*THE REQUEST:*
Pictures stay out of your copy, but everything else in the records below must be repeated exactly.

[Records from a collection of figures]

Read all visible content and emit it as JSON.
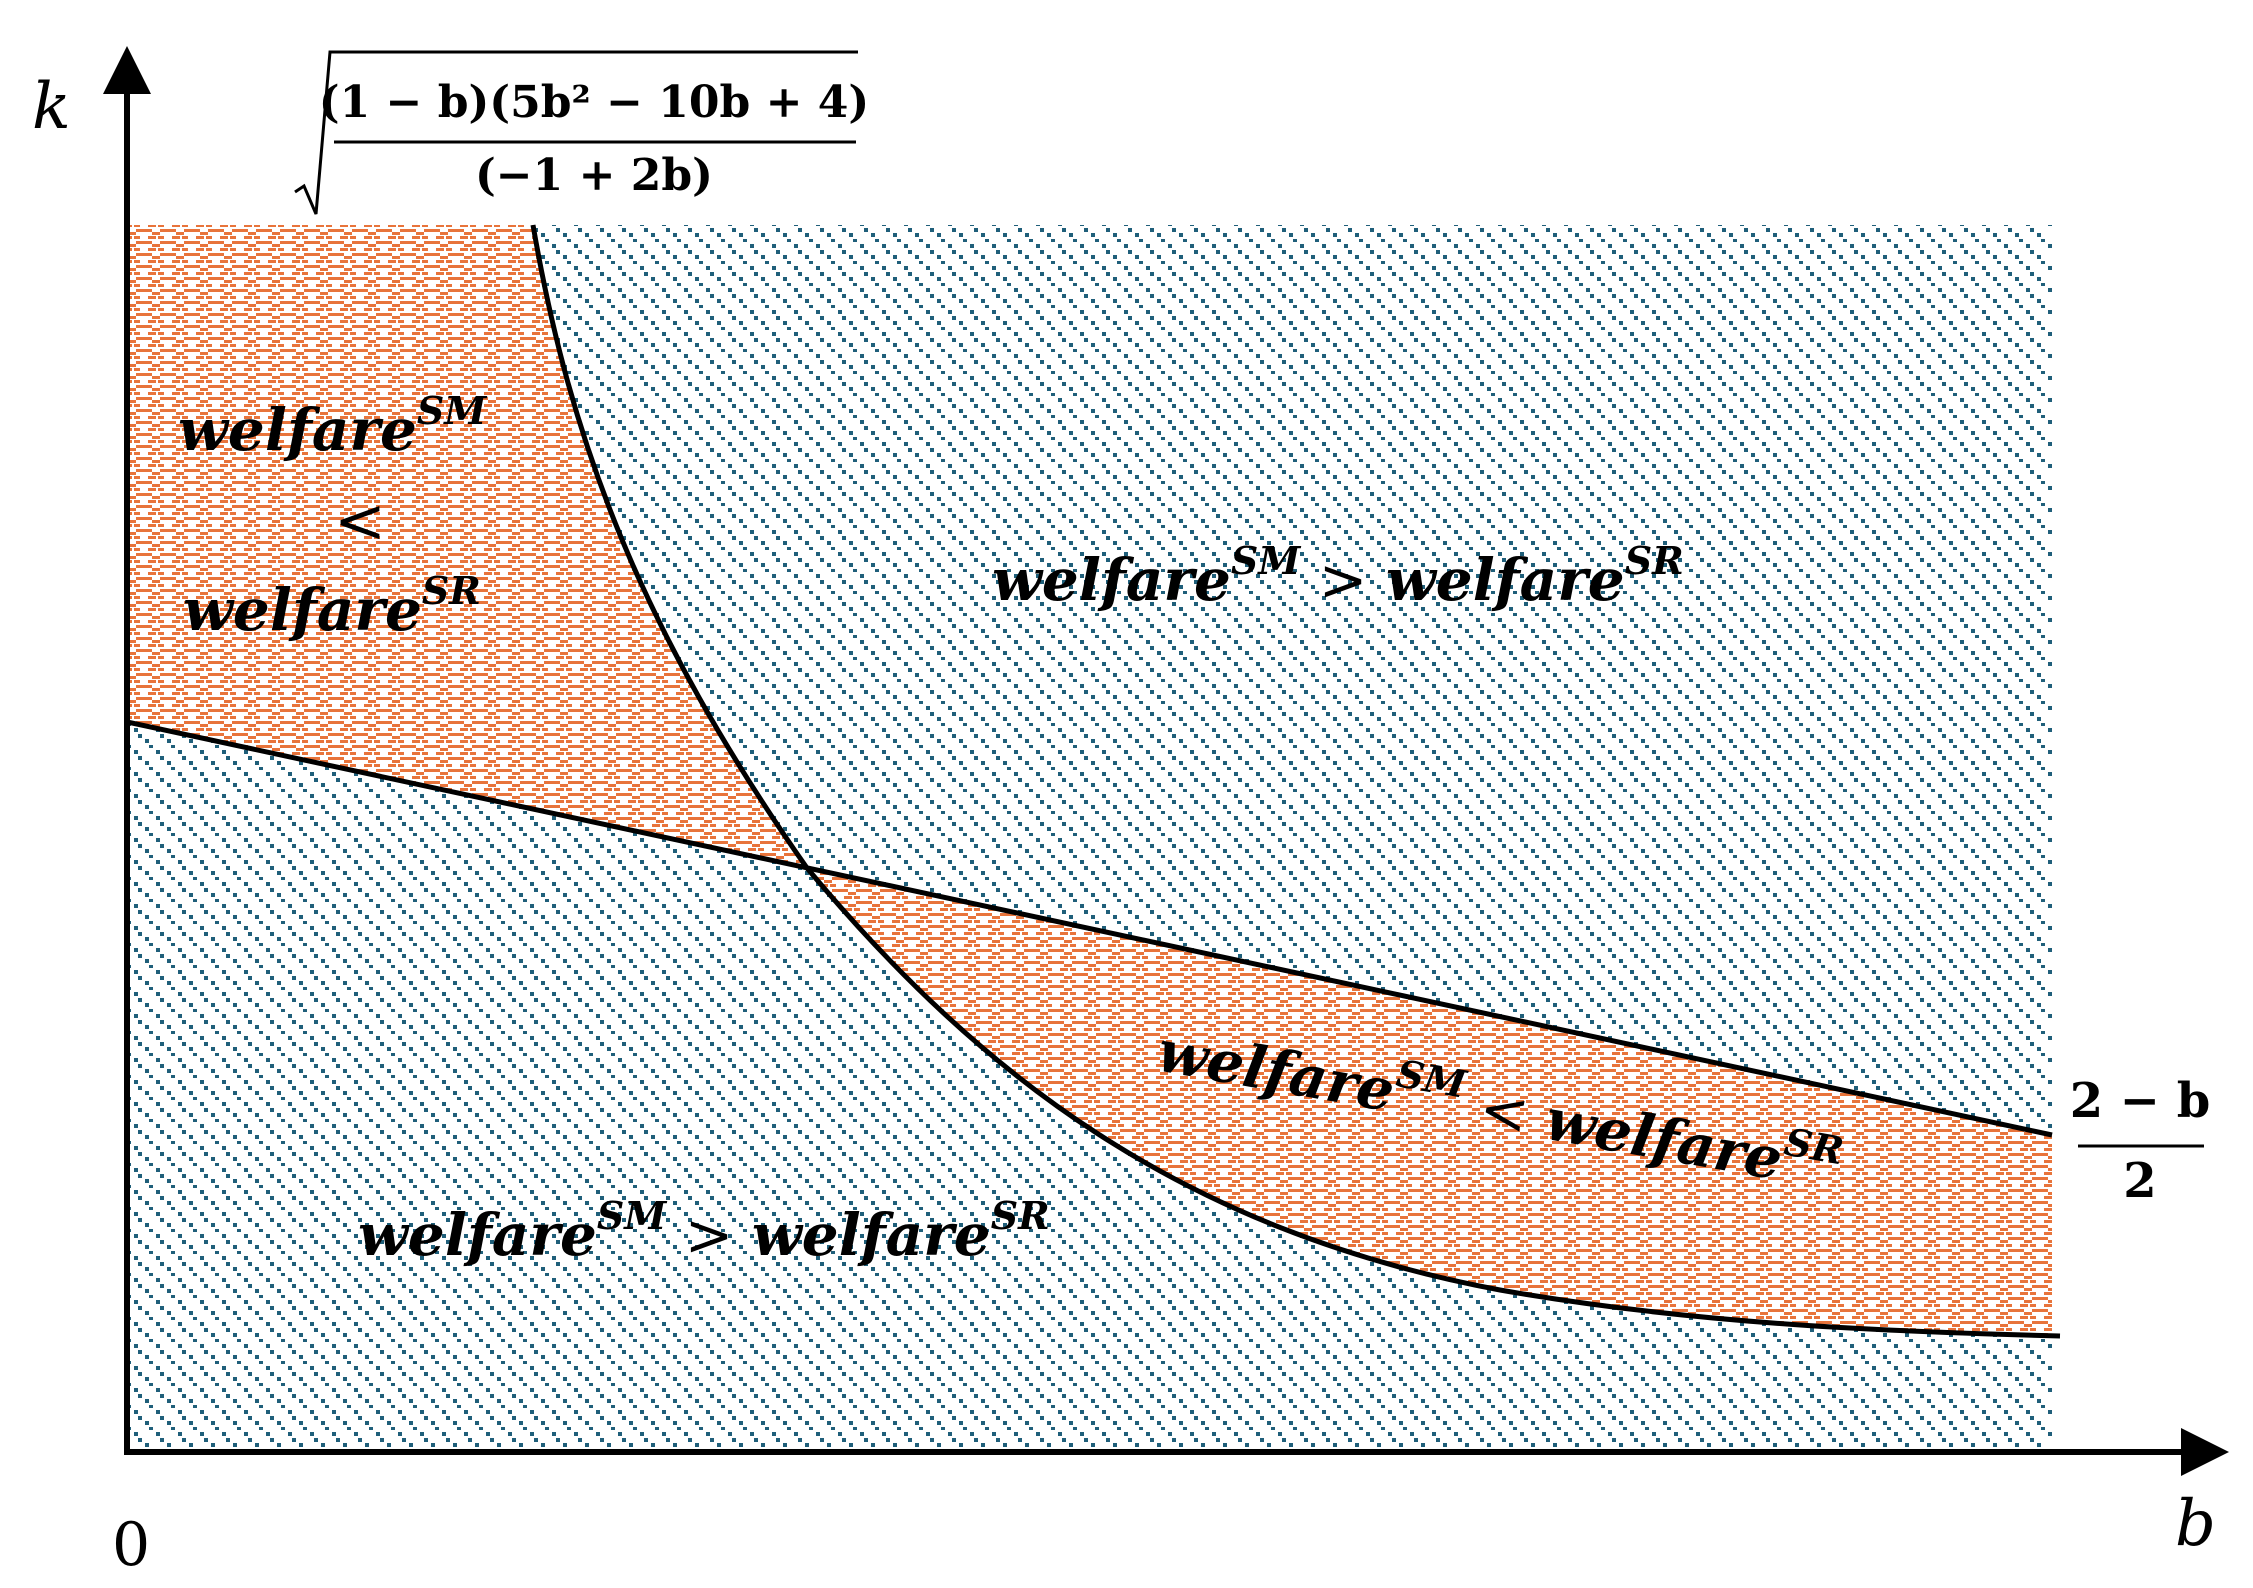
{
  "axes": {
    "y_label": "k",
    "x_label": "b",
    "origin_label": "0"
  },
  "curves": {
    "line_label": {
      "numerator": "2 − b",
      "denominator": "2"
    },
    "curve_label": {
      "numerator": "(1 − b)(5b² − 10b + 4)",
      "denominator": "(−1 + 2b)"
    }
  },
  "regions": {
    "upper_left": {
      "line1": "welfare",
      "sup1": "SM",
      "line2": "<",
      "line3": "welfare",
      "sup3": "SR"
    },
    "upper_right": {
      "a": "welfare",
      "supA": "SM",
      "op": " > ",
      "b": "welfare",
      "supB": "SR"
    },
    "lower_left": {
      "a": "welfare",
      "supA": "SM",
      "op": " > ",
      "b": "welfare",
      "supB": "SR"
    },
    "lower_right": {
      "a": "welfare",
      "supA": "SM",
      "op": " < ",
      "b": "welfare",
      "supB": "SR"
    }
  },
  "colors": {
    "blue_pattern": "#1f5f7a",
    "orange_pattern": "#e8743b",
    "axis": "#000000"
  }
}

*EXERCISE SOLUTION:*
Read all visible content and emit it as JSON.
{
  "axes": {
    "y_label": "k",
    "x_label": "b",
    "origin_label": "0"
  },
  "curves": {
    "line_label": {
      "numerator": "2 − b",
      "denominator": "2"
    },
    "curve_label": {
      "numerator": "(1 − b)(5b² − 10b + 4)",
      "denominator": "(−1 + 2b)"
    }
  },
  "regions": {
    "upper_left": {
      "line1": "welfare",
      "sup1": "SM",
      "line2": "<",
      "line3": "welfare",
      "sup3": "SR"
    },
    "upper_right": {
      "a": "welfare",
      "supA": "SM",
      "op": " > ",
      "b": "welfare",
      "supB": "SR"
    },
    "lower_left": {
      "a": "welfare",
      "supA": "SM",
      "op": " > ",
      "b": "welfare",
      "supB": "SR"
    },
    "lower_right": {
      "a": "welfare",
      "supA": "SM",
      "op": " < ",
      "b": "welfare",
      "supB": "SR"
    }
  },
  "colors": {
    "blue_pattern": "#1f5f7a",
    "orange_pattern": "#e8743b",
    "axis": "#000000"
  }
}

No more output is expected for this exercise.